--- BEGIN Dataset ---
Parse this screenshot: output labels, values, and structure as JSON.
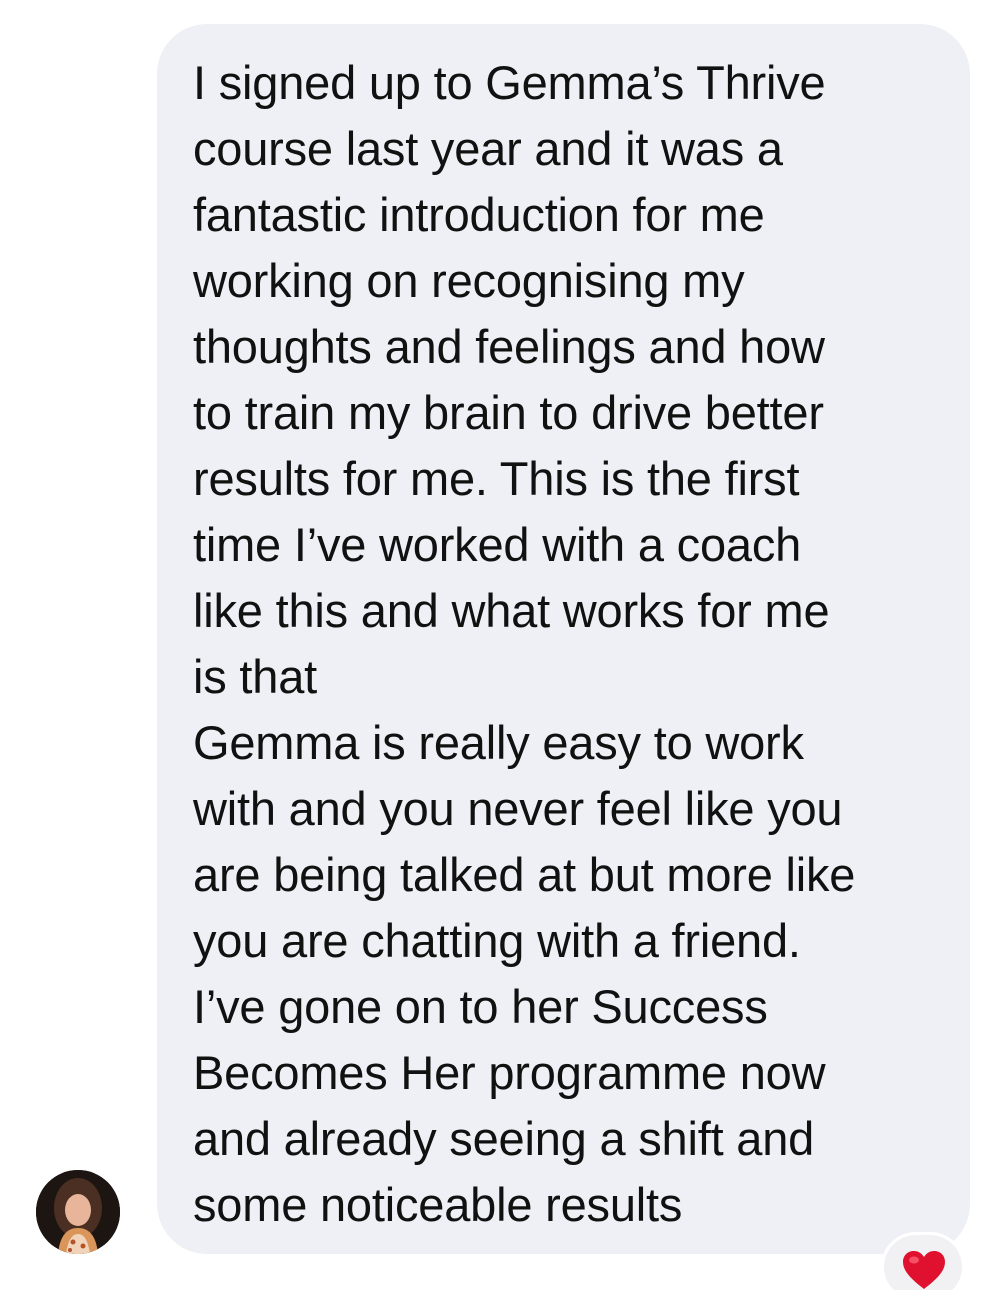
{
  "message": {
    "text": "I signed up to Gemma’s Thrive\ncourse last year and it was a\nfantastic introduction for me\nworking on recognising my\nthoughts and feelings and how\nto train my brain to drive better\nresults for me.  This is the first\ntime I’ve worked with a coach\nlike this and what works for me\nis that\nGemma is really easy to work\nwith and you never feel like you\nare being talked at but more like\nyou are chatting with a friend.\nI’ve gone on to her Success\nBecomes Her programme now\nand already seeing a shift and\nsome noticeable results",
    "bubble_color": "#eff0f5",
    "text_color": "#111111"
  },
  "sender": {
    "avatar_icon": "profile-photo"
  },
  "reaction": {
    "icon": "heart-icon",
    "color": "#e0102f"
  }
}
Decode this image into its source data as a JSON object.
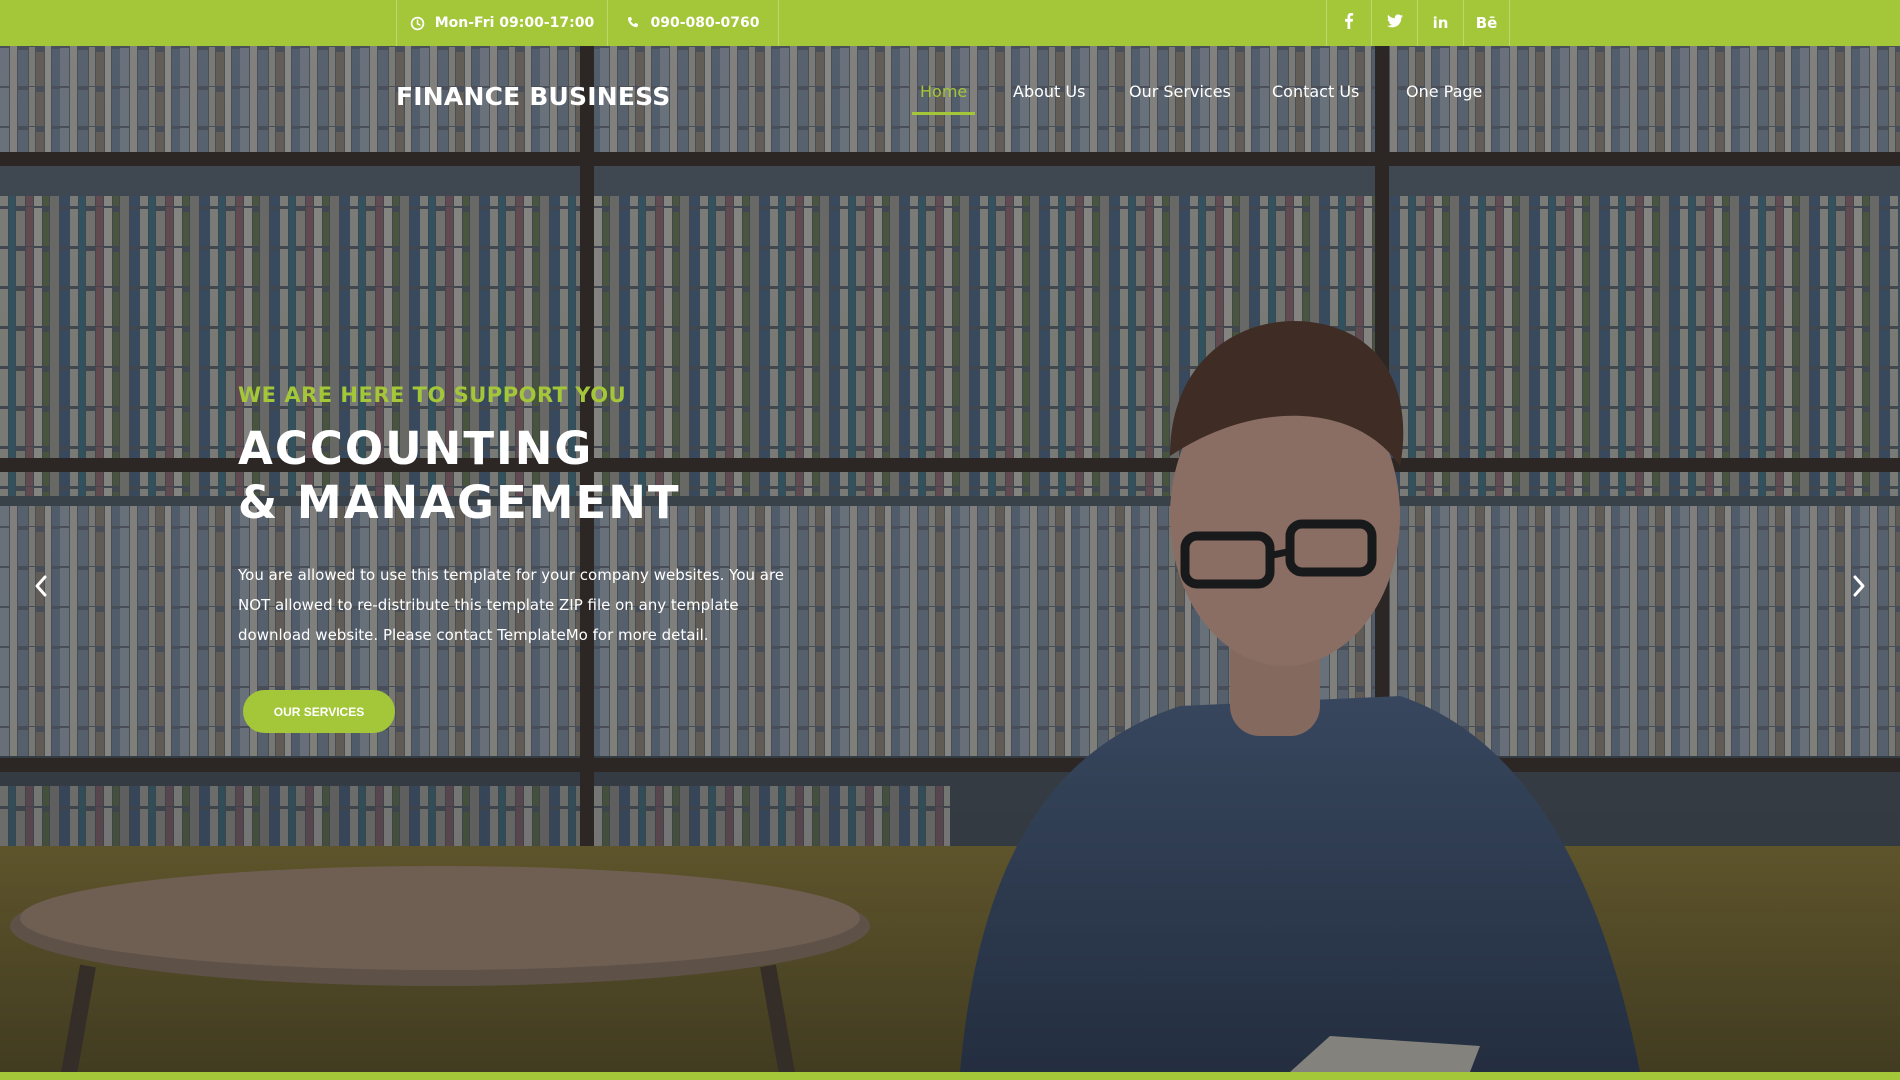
{
  "topbar": {
    "hours": "Mon-Fri 09:00-17:00",
    "phone": "090-080-0760",
    "social": [
      "f",
      "twitter",
      "in",
      "Bē"
    ]
  },
  "brand": "FINANCE BUSINESS",
  "nav": [
    {
      "label": "Home",
      "active": true
    },
    {
      "label": "About Us",
      "active": false
    },
    {
      "label": "Our Services",
      "active": false
    },
    {
      "label": "Contact Us",
      "active": false
    },
    {
      "label": "One Page",
      "active": false
    }
  ],
  "hero": {
    "eyebrow": "WE ARE HERE TO SUPPORT YOU",
    "headline_line1": "ACCOUNTING",
    "headline_line2": "& MANAGEMENT",
    "description_line1": "You are allowed to use this template for your company websites. You are",
    "description_line2": "NOT allowed to re-distribute this template ZIP file on any template",
    "description_line3": "download website. Please contact TemplateMo for more detail.",
    "cta_label": "OUR SERVICES",
    "prev_icon": "chevron-left-icon",
    "next_icon": "chevron-right-icon"
  },
  "colors": {
    "accent": "#a4c639",
    "text": "#ffffff"
  }
}
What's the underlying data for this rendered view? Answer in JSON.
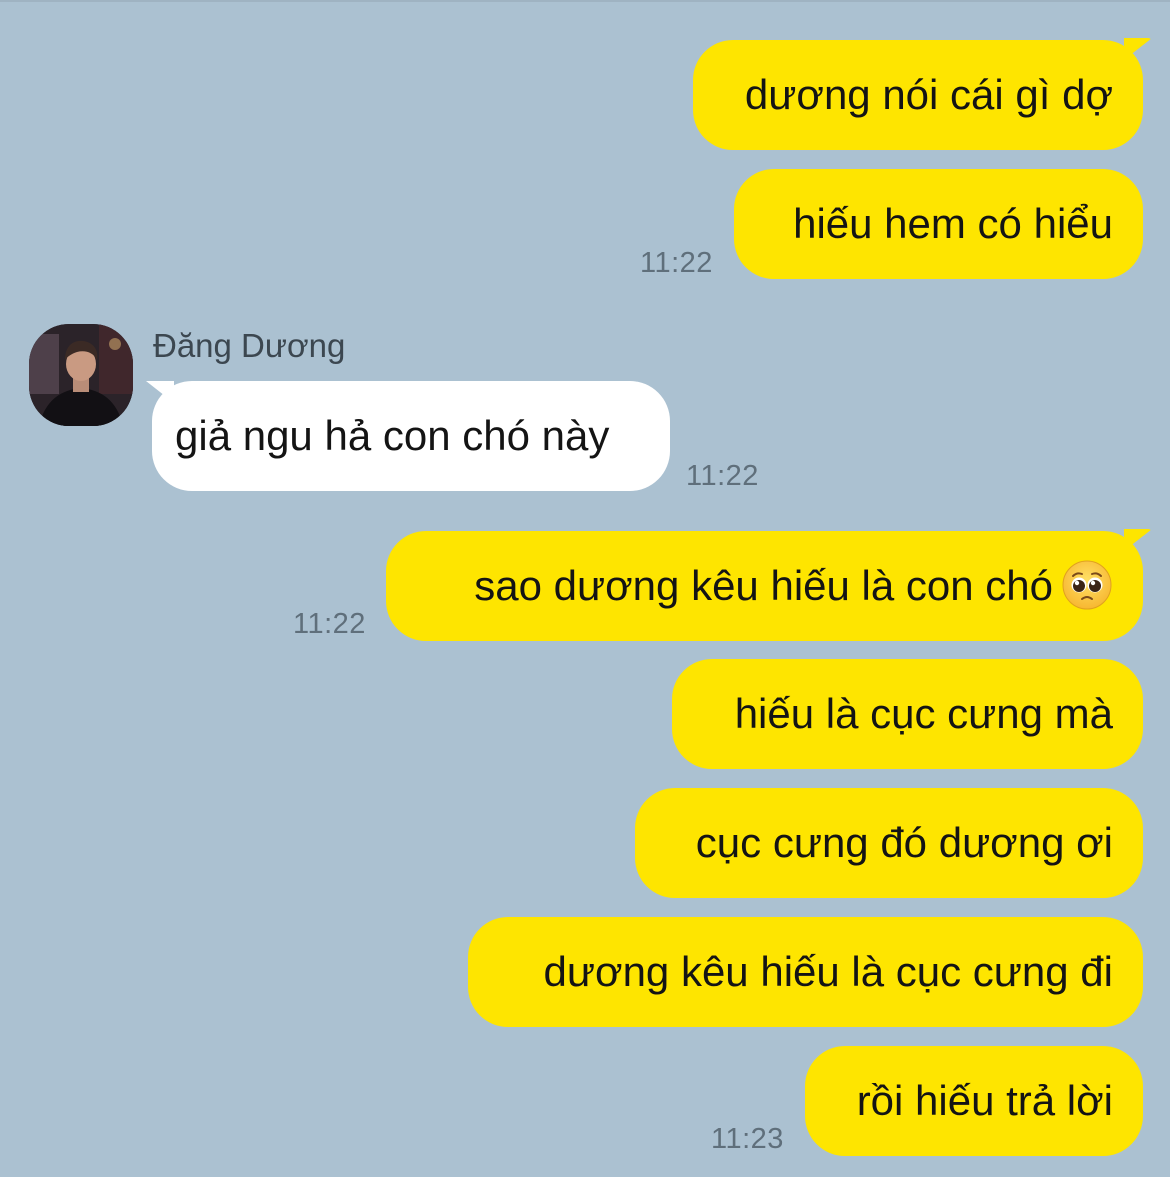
{
  "contact": {
    "name": "Đăng Dương"
  },
  "messages": [
    {
      "from": "me",
      "text": "dương nói cái gì dợ"
    },
    {
      "from": "me",
      "text": "hiếu hem có hiểu",
      "time": "11:22"
    },
    {
      "from": "them",
      "text": "giả ngu hả con chó này",
      "time": "11:22"
    },
    {
      "from": "me",
      "text": "sao dương kêu hiếu là con chó",
      "emoji": "pleading-face",
      "time": "11:22"
    },
    {
      "from": "me",
      "text": "hiếu là cục cưng mà"
    },
    {
      "from": "me",
      "text": "cục cưng đó dương ơi"
    },
    {
      "from": "me",
      "text": "dương kêu hiếu là cục cưng đi"
    },
    {
      "from": "me",
      "text": "rồi hiếu trả lời",
      "time": "11:23"
    }
  ],
  "colors": {
    "background": "#abc1d1",
    "my_bubble": "#fee500",
    "their_bubble": "#ffffff",
    "timestamp": "#5f6f7b"
  }
}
--- END Dataset ---
▶ _Your task_
Exactly the lines from the line containing "What's the underlying" through the last line of the entries above are to be quoted, both included, and nothing else. Pictures are left out.

▶ _Task output_
What's the underlying data for this rendered view? Answer in JSON.
{
  "contact": {
    "name": "Đăng Dương"
  },
  "messages": [
    {
      "from": "me",
      "text": "dương nói cái gì dợ"
    },
    {
      "from": "me",
      "text": "hiếu hem có hiểu",
      "time": "11:22"
    },
    {
      "from": "them",
      "text": "giả ngu hả con chó này",
      "time": "11:22"
    },
    {
      "from": "me",
      "text": "sao dương kêu hiếu là con chó",
      "emoji": "pleading-face",
      "time": "11:22"
    },
    {
      "from": "me",
      "text": "hiếu là cục cưng mà"
    },
    {
      "from": "me",
      "text": "cục cưng đó dương ơi"
    },
    {
      "from": "me",
      "text": "dương kêu hiếu là cục cưng đi"
    },
    {
      "from": "me",
      "text": "rồi hiếu trả lời",
      "time": "11:23"
    }
  ],
  "colors": {
    "background": "#abc1d1",
    "my_bubble": "#fee500",
    "their_bubble": "#ffffff",
    "timestamp": "#5f6f7b"
  }
}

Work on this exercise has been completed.